* [Set exercise]
Repeat every entry in the listing below, exactly.

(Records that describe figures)

------------------------------

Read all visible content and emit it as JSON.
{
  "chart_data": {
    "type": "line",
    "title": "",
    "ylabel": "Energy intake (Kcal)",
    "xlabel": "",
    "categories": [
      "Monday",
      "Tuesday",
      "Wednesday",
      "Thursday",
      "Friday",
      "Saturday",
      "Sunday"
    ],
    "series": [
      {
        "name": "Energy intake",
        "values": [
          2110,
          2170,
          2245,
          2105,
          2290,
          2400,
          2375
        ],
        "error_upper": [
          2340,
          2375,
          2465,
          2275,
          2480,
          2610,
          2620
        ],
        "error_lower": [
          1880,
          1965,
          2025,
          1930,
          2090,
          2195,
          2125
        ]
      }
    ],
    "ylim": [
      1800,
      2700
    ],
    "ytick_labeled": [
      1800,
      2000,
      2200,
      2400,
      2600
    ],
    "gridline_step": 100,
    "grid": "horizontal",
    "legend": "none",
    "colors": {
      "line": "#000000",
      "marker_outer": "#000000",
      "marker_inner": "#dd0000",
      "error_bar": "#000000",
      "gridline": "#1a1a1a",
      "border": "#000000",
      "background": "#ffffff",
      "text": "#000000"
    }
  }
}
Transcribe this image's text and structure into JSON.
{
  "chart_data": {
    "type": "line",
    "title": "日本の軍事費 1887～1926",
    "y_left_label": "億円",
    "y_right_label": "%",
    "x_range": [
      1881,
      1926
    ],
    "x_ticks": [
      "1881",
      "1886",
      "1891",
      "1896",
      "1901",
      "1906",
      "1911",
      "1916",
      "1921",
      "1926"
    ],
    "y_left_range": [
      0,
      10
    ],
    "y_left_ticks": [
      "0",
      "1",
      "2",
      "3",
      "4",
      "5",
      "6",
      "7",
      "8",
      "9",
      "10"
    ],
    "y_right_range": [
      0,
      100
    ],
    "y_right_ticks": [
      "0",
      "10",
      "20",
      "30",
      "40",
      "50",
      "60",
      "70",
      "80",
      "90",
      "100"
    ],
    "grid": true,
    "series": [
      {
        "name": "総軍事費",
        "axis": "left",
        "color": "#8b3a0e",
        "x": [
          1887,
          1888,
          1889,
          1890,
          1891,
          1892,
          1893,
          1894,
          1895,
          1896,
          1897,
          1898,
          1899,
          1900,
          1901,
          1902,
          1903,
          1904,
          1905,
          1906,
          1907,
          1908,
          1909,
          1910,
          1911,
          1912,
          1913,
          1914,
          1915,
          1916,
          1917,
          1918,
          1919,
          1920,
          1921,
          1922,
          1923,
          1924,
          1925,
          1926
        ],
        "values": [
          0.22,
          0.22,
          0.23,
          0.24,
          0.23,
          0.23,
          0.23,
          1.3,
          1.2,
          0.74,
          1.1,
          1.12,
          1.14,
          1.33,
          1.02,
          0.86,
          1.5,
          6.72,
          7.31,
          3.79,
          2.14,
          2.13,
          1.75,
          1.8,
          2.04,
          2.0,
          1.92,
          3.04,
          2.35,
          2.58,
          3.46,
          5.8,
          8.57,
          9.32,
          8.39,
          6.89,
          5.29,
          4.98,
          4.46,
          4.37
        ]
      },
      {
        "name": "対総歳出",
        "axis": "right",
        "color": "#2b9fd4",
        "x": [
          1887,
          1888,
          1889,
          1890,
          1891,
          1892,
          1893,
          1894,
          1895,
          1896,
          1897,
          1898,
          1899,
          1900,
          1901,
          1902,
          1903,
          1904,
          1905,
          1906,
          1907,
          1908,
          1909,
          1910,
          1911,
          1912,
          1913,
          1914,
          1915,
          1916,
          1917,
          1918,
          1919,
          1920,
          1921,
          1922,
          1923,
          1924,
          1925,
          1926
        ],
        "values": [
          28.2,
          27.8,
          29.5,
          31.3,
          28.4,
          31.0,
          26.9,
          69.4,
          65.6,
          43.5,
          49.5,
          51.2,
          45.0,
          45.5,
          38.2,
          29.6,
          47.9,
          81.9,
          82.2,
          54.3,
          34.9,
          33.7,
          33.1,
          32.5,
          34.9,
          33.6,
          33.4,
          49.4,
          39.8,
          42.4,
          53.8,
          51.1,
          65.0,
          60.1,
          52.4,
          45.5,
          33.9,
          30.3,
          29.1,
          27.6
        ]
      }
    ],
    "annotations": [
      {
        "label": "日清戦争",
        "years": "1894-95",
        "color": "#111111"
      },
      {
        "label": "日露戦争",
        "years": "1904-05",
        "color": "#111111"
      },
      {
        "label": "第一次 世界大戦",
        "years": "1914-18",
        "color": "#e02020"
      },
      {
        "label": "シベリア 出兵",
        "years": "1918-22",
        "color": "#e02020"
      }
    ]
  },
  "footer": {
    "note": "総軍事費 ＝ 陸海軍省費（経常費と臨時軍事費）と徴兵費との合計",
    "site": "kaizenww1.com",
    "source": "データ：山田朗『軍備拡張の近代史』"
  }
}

------------------------------

* [Correct result]
Read all visible content and emit it as JSON.
{
  "chart_data": {
    "type": "line",
    "title": "",
    "ylabel": "Energy intake (Kcal)",
    "xlabel": "",
    "categories": [
      "Monday",
      "Tuesday",
      "Wednesday",
      "Thursday",
      "Friday",
      "Saturday",
      "Sunday"
    ],
    "series": [
      {
        "name": "Energy intake",
        "values": [
          2110,
          2170,
          2245,
          2105,
          2290,
          2400,
          2375
        ],
        "error_upper": [
          2340,
          2375,
          2465,
          2275,
          2480,
          2610,
          2620
        ],
        "error_lower": [
          1880,
          1965,
          2025,
          1930,
          2090,
          2195,
          2125
        ]
      }
    ],
    "ylim": [
      1800,
      2700
    ],
    "ytick_labeled": [
      1800,
      2000,
      2200,
      2400,
      2600
    ],
    "gridline_step": 100,
    "grid": "horizontal",
    "legend": "none",
    "colors": {
      "line": "#000000",
      "marker_outer": "#000000",
      "marker_inner": "#dd0000",
      "error_bar": "#000000",
      "gridline": "#1a1a1a",
      "border": "#000000",
      "background": "#ffffff",
      "text": "#000000"
    }
  }
}
Transcribe this image's text and structure into JSON.
{
  "chart_data": {
    "type": "line",
    "title": "日本の軍事費 1887～1926",
    "y_left_label": "億円",
    "y_right_label": "%",
    "x_range": [
      1881,
      1926
    ],
    "x_ticks": [
      "1881",
      "1886",
      "1891",
      "1896",
      "1901",
      "1906",
      "1911",
      "1916",
      "1921",
      "1926"
    ],
    "y_left_range": [
      0,
      10
    ],
    "y_left_ticks": [
      "0",
      "1",
      "2",
      "3",
      "4",
      "5",
      "6",
      "7",
      "8",
      "9",
      "10"
    ],
    "y_right_range": [
      0,
      100
    ],
    "y_right_ticks": [
      "0",
      "10",
      "20",
      "30",
      "40",
      "50",
      "60",
      "70",
      "80",
      "90",
      "100"
    ],
    "grid": true,
    "series": [
      {
        "name": "総軍事費",
        "axis": "left",
        "color": "#8b3a0e",
        "x": [
          1887,
          1888,
          1889,
          1890,
          1891,
          1892,
          1893,
          1894,
          1895,
          1896,
          1897,
          1898,
          1899,
          1900,
          1901,
          1902,
          1903,
          1904,
          1905,
          1906,
          1907,
          1908,
          1909,
          1910,
          1911,
          1912,
          1913,
          1914,
          1915,
          1916,
          1917,
          1918,
          1919,
          1920,
          1921,
          1922,
          1923,
          1924,
          1925,
          1926
        ],
        "values": [
          0.22,
          0.22,
          0.23,
          0.24,
          0.23,
          0.23,
          0.23,
          1.3,
          1.2,
          0.74,
          1.1,
          1.12,
          1.14,
          1.33,
          1.02,
          0.86,
          1.5,
          6.72,
          7.31,
          3.79,
          2.14,
          2.13,
          1.75,
          1.8,
          2.04,
          2.0,
          1.92,
          3.04,
          2.35,
          2.58,
          3.46,
          5.8,
          8.57,
          9.32,
          8.39,
          6.89,
          5.29,
          4.98,
          4.46,
          4.37
        ]
      },
      {
        "name": "対総歳出",
        "axis": "right",
        "color": "#2b9fd4",
        "x": [
          1887,
          1888,
          1889,
          1890,
          1891,
          1892,
          1893,
          1894,
          1895,
          1896,
          1897,
          1898,
          1899,
          1900,
          1901,
          1902,
          1903,
          1904,
          1905,
          1906,
          1907,
          1908,
          1909,
          1910,
          1911,
          1912,
          1913,
          1914,
          1915,
          1916,
          1917,
          1918,
          1919,
          1920,
          1921,
          1922,
          1923,
          1924,
          1925,
          1926
        ],
        "values": [
          28.2,
          27.8,
          29.5,
          31.3,
          28.4,
          31.0,
          26.9,
          69.4,
          65.6,
          43.5,
          49.5,
          51.2,
          45.0,
          45.5,
          38.2,
          29.6,
          47.9,
          81.9,
          82.2,
          54.3,
          34.9,
          33.7,
          33.1,
          32.5,
          34.9,
          33.6,
          33.4,
          49.4,
          39.8,
          42.4,
          53.8,
          51.1,
          65.0,
          60.1,
          52.4,
          45.5,
          33.9,
          30.3,
          29.1,
          27.6
        ]
      }
    ],
    "annotations": [
      {
        "label": "日清戦争",
        "years": "1894-95",
        "color": "#111111"
      },
      {
        "label": "日露戦争",
        "years": "1904-05",
        "color": "#111111"
      },
      {
        "label": "第一次 世界大戦",
        "years": "1914-18",
        "color": "#e02020"
      },
      {
        "label": "シベリア 出兵",
        "years": "1918-22",
        "color": "#e02020"
      }
    ]
  },
  "footer": {
    "note": "総軍事費 ＝ 陸海軍省費（経常費と臨時軍事費）と徴兵費との合計",
    "site": "kaizenww1.com",
    "source": "データ：山田朗『軍備拡張の近代史』"
  }
}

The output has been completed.